▶ [Texto de lectura]
+ + + + + + +

La prensa mundial quedó fascinada de esos barbudos hermosos, viriles y jóvenes, que lucían, además de sus fusiles y crucifijos de semillas, «espléndidas melenas».

Reinaldo había participado de esa revolución. Tenía catorce años cuando se enroló en los ejércitos de Fidel Castro. Su vida en Holguín se hacía insoportable: sin electricidad, sin comida, hombres asesinados por las calles y las lomas; no tenía otra salida que unirse a las fuerzas combatientes.

Su corta participación como soldado de la Revolución Cubana fue haciendo las labores domésticas entre las tropas: fabricando municiones, cocinando, cargando agua, buscando leña.

Esa revolución luego sería su enemiga, la sombra que guiaría su obra. Así como Stalin tuvo como enemigos de su régimen a escritores como Mijaíl Bulgakov o Vasili Grossman, no es desproporcionado afirmar que Reinaldo Arenas, más que los escritores exiliados como Cabrera Infante, fue, junto con Virgilio Piñera, un escritor incómodo, demasiado obscenos y extraños para la cultura cubana.

+ + + + + + +

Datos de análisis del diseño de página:
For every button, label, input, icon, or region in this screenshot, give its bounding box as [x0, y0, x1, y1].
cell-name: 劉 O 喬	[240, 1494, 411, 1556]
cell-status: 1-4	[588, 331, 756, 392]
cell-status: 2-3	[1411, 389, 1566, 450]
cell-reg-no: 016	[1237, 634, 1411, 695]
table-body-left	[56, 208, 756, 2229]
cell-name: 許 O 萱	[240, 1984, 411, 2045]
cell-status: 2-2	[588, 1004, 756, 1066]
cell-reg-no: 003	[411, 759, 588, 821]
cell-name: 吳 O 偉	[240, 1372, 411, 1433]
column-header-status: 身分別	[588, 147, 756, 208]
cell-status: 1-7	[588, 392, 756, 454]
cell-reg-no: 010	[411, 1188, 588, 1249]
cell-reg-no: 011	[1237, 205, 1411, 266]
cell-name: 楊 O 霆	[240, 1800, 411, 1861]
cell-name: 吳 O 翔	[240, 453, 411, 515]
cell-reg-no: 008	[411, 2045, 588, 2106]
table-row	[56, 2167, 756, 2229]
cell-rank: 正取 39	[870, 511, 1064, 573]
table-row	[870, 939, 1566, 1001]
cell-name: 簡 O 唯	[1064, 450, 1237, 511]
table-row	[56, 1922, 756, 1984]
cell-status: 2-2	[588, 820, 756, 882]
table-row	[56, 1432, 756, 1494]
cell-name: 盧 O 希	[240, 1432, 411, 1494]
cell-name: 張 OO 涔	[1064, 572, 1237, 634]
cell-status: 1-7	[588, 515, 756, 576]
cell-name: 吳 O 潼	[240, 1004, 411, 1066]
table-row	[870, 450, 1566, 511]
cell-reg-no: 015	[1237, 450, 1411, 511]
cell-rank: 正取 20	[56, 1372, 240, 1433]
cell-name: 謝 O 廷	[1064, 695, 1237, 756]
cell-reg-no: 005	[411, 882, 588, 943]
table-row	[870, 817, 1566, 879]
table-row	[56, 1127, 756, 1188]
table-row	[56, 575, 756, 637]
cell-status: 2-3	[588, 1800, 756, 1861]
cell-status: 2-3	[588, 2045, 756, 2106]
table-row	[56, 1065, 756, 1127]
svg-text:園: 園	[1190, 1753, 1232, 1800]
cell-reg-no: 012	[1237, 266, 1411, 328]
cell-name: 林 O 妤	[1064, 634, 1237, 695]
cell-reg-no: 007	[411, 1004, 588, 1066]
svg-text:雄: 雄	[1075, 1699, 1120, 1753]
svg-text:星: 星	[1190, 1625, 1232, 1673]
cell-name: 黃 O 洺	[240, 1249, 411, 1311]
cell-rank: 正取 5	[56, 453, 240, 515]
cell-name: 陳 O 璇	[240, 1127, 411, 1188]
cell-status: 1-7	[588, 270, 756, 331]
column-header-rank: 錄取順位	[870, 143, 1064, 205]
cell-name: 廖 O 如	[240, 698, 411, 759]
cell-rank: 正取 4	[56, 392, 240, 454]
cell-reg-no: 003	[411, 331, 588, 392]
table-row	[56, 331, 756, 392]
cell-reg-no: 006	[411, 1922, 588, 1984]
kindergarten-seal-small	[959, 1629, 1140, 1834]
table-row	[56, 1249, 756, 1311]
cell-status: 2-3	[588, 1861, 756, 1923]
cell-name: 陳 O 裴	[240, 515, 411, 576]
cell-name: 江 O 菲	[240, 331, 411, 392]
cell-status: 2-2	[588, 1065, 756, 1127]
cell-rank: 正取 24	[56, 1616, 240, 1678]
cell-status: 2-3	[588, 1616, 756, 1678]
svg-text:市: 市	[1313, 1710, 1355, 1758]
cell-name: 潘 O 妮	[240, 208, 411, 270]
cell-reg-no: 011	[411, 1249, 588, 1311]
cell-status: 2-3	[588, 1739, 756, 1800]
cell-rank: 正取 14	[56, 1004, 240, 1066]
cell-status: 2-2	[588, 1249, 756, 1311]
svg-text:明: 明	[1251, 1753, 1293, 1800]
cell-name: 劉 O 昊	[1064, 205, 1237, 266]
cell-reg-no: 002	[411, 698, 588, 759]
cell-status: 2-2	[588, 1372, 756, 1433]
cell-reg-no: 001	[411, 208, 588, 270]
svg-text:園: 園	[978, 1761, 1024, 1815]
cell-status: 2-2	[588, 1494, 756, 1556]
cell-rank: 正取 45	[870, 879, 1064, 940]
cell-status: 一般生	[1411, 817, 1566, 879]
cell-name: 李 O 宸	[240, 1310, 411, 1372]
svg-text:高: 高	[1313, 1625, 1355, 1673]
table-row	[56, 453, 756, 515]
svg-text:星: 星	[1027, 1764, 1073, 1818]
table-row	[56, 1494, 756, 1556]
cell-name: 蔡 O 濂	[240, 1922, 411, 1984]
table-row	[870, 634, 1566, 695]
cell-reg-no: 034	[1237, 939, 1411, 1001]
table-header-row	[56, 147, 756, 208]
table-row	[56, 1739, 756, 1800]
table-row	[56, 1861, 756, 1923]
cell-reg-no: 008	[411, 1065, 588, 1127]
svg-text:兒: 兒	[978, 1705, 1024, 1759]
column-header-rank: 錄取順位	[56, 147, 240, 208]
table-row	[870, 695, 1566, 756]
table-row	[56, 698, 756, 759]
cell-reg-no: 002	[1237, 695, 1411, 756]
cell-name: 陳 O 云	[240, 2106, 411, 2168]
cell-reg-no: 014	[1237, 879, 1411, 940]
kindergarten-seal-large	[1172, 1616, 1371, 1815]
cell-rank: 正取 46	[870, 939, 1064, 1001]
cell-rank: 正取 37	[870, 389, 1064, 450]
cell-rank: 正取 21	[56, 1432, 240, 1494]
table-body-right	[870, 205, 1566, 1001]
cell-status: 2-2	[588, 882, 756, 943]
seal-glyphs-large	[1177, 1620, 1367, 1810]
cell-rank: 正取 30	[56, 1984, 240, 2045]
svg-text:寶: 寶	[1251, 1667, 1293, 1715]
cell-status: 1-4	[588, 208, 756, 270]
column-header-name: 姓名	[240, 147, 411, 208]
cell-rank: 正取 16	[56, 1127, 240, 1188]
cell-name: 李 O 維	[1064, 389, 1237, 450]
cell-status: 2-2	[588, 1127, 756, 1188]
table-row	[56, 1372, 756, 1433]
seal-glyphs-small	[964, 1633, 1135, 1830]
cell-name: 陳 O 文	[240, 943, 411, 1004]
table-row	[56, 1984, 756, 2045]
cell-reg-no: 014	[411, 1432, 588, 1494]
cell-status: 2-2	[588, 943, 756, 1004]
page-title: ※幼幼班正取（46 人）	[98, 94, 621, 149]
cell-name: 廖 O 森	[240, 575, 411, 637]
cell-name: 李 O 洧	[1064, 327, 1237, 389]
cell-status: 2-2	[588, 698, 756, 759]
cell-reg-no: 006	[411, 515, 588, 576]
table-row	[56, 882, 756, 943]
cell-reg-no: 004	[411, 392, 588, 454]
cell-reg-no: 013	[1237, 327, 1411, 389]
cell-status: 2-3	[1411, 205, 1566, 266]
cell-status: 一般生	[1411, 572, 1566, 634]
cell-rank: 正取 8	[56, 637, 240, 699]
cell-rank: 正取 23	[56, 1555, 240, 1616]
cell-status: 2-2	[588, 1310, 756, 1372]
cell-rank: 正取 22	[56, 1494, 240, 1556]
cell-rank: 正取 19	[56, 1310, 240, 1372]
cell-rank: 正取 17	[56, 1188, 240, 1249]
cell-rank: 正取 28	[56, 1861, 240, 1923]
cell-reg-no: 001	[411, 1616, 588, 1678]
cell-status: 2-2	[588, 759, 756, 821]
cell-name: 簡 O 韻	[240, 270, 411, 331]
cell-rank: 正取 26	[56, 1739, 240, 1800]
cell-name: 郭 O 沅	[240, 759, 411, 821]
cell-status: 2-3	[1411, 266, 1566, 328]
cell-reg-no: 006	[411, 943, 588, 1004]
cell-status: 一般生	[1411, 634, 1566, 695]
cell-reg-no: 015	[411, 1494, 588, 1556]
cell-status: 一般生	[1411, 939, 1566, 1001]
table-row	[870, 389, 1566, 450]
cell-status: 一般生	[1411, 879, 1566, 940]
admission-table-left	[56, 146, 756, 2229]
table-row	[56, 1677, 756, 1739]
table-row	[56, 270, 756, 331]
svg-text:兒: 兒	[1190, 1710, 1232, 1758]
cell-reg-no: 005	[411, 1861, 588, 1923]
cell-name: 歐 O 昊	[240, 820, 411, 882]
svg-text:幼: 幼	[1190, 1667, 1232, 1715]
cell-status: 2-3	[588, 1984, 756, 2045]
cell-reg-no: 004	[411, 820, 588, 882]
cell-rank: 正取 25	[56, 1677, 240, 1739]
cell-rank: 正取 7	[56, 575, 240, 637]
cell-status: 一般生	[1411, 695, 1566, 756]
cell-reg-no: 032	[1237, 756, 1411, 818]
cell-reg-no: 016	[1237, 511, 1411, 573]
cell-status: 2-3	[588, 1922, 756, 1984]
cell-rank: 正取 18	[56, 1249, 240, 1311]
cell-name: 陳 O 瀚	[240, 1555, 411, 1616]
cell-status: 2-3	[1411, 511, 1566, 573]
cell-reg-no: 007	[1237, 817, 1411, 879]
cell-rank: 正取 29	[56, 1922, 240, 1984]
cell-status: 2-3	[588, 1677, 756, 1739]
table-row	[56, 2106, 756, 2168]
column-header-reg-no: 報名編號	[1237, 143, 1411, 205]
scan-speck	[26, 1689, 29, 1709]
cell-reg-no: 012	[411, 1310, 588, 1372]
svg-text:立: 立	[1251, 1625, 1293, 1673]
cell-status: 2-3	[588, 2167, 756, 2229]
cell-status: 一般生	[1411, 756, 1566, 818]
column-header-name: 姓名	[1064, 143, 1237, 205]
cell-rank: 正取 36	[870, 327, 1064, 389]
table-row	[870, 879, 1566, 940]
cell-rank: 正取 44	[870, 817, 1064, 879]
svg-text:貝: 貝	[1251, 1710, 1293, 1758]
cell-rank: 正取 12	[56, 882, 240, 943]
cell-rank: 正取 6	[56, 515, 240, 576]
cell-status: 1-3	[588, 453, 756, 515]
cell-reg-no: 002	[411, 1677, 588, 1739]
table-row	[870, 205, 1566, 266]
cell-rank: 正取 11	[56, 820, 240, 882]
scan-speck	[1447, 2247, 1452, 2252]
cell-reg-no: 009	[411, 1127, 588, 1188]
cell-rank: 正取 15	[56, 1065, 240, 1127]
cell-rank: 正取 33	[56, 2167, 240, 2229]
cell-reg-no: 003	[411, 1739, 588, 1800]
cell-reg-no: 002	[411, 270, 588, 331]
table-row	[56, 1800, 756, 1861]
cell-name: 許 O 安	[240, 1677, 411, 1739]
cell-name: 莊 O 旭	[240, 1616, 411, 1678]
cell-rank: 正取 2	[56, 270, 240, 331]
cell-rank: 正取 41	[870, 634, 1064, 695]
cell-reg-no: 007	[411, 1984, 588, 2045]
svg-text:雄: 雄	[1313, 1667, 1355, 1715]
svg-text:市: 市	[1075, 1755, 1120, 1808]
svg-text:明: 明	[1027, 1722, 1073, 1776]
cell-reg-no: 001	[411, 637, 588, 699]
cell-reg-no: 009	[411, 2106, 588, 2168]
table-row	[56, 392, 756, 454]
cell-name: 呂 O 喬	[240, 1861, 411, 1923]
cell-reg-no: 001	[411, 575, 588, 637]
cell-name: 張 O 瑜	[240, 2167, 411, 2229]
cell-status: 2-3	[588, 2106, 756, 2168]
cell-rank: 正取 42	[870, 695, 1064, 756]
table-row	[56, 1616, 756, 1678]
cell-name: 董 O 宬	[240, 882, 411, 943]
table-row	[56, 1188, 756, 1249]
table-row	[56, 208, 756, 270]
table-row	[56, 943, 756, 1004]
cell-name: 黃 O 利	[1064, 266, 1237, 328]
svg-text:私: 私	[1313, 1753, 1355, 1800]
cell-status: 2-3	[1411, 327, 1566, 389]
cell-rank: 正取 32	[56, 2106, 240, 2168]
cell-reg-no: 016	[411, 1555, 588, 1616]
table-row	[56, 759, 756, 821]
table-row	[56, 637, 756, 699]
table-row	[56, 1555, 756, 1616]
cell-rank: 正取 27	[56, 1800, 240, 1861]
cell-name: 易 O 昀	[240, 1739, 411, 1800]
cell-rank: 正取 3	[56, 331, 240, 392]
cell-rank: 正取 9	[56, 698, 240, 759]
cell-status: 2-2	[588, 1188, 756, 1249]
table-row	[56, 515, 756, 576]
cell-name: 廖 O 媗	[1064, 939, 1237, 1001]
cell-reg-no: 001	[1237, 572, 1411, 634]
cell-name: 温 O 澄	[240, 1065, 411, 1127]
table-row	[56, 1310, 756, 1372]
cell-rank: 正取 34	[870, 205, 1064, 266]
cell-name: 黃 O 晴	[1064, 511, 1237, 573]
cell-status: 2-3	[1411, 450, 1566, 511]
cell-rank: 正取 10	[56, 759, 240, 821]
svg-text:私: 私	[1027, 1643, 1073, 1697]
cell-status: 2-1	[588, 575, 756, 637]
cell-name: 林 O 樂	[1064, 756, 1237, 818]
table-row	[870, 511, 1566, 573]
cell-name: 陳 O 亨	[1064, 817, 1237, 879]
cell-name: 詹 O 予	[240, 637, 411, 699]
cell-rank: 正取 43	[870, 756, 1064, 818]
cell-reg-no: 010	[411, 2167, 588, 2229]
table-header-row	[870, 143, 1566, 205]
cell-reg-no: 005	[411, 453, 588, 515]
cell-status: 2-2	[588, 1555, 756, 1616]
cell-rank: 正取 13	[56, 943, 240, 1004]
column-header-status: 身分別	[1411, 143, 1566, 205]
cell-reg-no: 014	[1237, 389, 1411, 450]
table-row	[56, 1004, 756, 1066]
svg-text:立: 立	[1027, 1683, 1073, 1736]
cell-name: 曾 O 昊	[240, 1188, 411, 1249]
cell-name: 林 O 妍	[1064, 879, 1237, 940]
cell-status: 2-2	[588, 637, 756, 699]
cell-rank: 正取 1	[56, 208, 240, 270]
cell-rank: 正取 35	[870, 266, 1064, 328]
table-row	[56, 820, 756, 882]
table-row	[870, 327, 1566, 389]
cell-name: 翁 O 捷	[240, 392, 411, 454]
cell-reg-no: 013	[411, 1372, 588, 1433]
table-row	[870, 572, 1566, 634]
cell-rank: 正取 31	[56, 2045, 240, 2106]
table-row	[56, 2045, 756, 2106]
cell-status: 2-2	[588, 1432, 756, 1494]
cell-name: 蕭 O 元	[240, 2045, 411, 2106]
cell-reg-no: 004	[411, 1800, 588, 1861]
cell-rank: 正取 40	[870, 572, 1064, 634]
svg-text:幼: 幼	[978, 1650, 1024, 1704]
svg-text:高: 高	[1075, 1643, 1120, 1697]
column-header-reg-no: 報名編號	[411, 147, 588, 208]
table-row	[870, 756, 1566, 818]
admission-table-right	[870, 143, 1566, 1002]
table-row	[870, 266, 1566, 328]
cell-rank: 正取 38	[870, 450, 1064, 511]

+ + + + + + +

▶ [Consignas del ejercicio]
[1] Imprima la parte del texto sobre Reinaldo Arenas que comienza en «Esa revolución luego» y termina en «la cultura cubana.».
[2] Responda, con base en el texto sobre Reinaldo Arenas, las siguientes preguntas:
(a) ¿Qué edad tenía Reinaldo cuando se enroló en los ejércitos de Fidel Castro?
(b) ¿Qué labores realizó entre las tropas durante su participación como soldado?
(c) ¿Qué escritor se nombra junto a Reinaldo Arenas como escritor incómodo para la cultura cubana?
[3] Prosiga el texto sobre Reinaldo Arenas a partir de su última oración.

▶ [Resultados del ejercicio]
[1]
Esa revolución luego sería su enemiga, la sombra que guiaría su obra. Así como Stalin tuvo como enemigos de su régimen a escritores como Mijaíl Bulgakov o Vasili Grossman, no es desproporcionado afirmar que Reinaldo Arenas, más que los escritores exiliados como Cabrera Infante, fue, junto con Virgilio Piñera, un escritor incómodo, demasiado obscenos y extraños para la cultura cubana.

[2]
(a) Tenía catorce años.
(b) Labores domésticas: fabricar municiones, cocinar, cargar agua y buscar leña.
(c) Virgilio Piñera.

[3]
Su desconfianza comenzó luego del triunfo de las huestes castristas. Junto al estruendo y la algazara revolucionaria, llegó el nuevo terror. La revolución liberó a la jauría. Se daba caza a los enemigos. Se les acorralaba, linchaba o mataba con un tiro en la cabeza. No había tiempo de juicios. Había que eliminar el antiguo régimen. Luego vendrían los tribunales revolucionarios; los fusilamientos eran más expeditos. Las delaciones, ciertas o inciertas, eran sentencias de muerte que los jueces revolucionarios ejecutaban con patriotismo. Los juicios eran representaciones teatrales donde la gente se reía mientras fusilaban a cualquier pobre diablo. Los juicios se transmitían por televisión. No importaba quien muriera. «Ahora, escribe Arenas, morían muchas más gentes que las que murieron en aquella guerra que nunca ocurrió».  Los fusilamientos y los crímenes se hacían en nombre de la justicia y la libertad, y como mandato del pueblo, que participaba con entusiasmo de esa ordalía.

En 1960, más de un millón de personas corearon en la plaza, ¡paredón, paredón¡, consigna de muerte para los esbirros que aun quedaban de Batista y demás contrarrevolucionarios.

Reinaldo Arenas se integra, en esos primeros años, a la Revolución Cubana; comparte, al igual que otros jóvenes intelectuales, los ideales de ese movimiento social, cultural y político. Igualmente comparte los prejuicios propios de una sociedad machista.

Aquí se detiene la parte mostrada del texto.